→ Given exercise
Beginning at the line containing "What text is on this page?", output every line to the end of the data below exactly as it appears.
'''
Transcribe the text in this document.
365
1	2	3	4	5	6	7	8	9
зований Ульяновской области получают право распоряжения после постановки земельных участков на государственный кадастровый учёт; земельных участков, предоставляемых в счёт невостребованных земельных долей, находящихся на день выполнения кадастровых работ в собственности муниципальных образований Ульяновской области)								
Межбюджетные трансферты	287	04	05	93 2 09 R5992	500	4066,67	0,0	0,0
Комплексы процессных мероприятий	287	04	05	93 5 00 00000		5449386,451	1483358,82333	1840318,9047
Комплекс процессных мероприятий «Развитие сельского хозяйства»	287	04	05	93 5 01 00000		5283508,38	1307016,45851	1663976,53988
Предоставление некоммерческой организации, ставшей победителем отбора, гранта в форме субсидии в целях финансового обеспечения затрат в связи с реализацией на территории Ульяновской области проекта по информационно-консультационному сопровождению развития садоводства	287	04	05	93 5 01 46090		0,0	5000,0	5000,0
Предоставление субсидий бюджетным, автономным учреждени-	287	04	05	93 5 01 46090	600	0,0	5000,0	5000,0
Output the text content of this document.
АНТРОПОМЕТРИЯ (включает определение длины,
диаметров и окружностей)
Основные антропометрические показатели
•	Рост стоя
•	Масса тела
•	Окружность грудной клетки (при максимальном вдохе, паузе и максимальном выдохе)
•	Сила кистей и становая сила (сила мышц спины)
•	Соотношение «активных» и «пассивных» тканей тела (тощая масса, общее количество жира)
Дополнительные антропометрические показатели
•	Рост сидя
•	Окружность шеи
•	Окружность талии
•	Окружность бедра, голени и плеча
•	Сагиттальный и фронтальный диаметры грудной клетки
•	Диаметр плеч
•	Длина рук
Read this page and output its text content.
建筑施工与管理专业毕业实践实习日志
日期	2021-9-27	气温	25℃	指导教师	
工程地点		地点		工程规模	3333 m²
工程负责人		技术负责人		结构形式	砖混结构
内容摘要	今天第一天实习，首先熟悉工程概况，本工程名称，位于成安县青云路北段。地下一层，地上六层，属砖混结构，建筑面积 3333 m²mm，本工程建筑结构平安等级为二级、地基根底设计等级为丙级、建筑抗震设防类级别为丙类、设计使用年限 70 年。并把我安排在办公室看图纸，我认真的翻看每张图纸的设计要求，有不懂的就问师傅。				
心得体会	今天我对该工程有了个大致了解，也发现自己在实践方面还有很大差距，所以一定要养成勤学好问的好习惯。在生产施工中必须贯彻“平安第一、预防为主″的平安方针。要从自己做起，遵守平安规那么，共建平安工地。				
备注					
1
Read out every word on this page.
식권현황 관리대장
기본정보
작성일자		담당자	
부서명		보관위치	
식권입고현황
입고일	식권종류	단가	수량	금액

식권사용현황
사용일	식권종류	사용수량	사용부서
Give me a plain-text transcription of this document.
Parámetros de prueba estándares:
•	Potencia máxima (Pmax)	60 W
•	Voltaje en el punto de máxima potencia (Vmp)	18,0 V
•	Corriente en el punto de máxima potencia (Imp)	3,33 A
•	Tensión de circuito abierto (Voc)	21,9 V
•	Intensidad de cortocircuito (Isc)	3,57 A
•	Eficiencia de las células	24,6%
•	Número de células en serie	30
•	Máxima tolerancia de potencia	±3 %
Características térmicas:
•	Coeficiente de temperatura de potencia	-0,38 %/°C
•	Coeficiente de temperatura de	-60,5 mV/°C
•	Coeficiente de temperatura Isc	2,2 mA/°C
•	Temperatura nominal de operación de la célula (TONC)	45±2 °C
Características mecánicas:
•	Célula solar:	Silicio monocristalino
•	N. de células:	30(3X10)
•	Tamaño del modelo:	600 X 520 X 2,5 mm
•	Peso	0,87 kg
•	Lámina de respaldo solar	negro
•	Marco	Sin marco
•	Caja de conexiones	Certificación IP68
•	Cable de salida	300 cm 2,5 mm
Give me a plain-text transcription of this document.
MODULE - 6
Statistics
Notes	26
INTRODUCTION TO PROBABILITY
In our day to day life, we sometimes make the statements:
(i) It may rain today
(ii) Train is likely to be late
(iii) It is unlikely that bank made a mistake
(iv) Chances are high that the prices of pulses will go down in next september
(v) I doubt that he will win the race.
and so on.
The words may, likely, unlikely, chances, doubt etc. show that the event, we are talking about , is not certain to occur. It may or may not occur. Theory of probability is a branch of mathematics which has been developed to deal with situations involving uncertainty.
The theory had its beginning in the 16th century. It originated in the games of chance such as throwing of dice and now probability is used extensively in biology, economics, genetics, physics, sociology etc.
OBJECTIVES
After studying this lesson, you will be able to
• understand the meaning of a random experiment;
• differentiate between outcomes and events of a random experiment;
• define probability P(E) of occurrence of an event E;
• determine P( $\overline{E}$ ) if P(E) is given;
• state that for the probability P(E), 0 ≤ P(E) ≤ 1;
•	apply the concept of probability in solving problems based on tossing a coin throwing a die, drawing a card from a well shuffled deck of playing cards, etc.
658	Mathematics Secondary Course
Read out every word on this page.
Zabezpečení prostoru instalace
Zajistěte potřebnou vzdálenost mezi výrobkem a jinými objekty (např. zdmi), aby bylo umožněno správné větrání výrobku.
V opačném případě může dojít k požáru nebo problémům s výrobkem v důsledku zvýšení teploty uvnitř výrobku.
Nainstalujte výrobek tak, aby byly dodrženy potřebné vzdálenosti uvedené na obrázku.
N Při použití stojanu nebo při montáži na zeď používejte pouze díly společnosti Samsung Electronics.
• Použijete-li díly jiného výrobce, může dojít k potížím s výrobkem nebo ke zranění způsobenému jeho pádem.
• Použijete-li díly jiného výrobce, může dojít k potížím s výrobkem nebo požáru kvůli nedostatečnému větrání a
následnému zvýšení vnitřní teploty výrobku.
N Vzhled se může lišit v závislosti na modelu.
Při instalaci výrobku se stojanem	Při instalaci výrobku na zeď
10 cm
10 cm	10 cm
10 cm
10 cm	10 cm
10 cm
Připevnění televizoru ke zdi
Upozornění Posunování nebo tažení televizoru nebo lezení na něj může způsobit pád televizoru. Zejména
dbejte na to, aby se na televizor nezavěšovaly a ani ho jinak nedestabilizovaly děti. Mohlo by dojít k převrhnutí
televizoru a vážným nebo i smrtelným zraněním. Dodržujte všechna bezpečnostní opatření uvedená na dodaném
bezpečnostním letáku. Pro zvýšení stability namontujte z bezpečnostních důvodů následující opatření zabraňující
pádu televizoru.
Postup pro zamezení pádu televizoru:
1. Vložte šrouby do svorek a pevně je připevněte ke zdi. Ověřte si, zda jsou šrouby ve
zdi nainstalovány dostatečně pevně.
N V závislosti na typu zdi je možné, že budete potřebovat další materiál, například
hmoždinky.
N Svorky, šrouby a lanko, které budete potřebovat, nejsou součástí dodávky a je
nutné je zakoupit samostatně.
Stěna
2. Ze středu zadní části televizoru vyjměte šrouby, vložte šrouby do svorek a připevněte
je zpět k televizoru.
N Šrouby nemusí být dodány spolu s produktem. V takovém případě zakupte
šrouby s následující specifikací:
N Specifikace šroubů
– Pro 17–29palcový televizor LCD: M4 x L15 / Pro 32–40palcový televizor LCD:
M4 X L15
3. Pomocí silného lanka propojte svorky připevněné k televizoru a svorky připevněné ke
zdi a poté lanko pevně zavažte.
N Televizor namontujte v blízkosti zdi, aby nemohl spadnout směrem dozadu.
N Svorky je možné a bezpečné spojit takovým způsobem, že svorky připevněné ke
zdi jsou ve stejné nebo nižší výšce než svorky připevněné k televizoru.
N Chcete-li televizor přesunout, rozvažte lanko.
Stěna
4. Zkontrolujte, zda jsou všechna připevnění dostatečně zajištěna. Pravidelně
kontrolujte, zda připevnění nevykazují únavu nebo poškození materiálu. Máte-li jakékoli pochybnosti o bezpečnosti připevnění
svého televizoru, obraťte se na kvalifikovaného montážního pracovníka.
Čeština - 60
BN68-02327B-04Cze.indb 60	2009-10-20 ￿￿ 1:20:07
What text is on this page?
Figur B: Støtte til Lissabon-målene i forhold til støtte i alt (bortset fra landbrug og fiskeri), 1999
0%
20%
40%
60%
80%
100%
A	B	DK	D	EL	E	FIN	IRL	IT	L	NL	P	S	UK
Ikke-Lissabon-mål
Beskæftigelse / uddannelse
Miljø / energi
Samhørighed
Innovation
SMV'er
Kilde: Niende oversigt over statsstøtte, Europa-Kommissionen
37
'''
→ Full answer
What text is on this page?
Figur B: Støtte til Lissabon-målene i forhold til støtte i alt (bortset fra landbrug og fiskeri), 1999
0%
20%
40%
60%
80%
100%
A	B	DK	D	EL	E	FIN	IRL	IT	L	NL	P	S	UK
Ikke-Lissabon-mål
Beskæftigelse / uddannelse
Miljø / energi
Samhørighed
Innovation
SMV'er
Kilde: Niende oversigt over statsstøtte, Europa-Kommissionen
37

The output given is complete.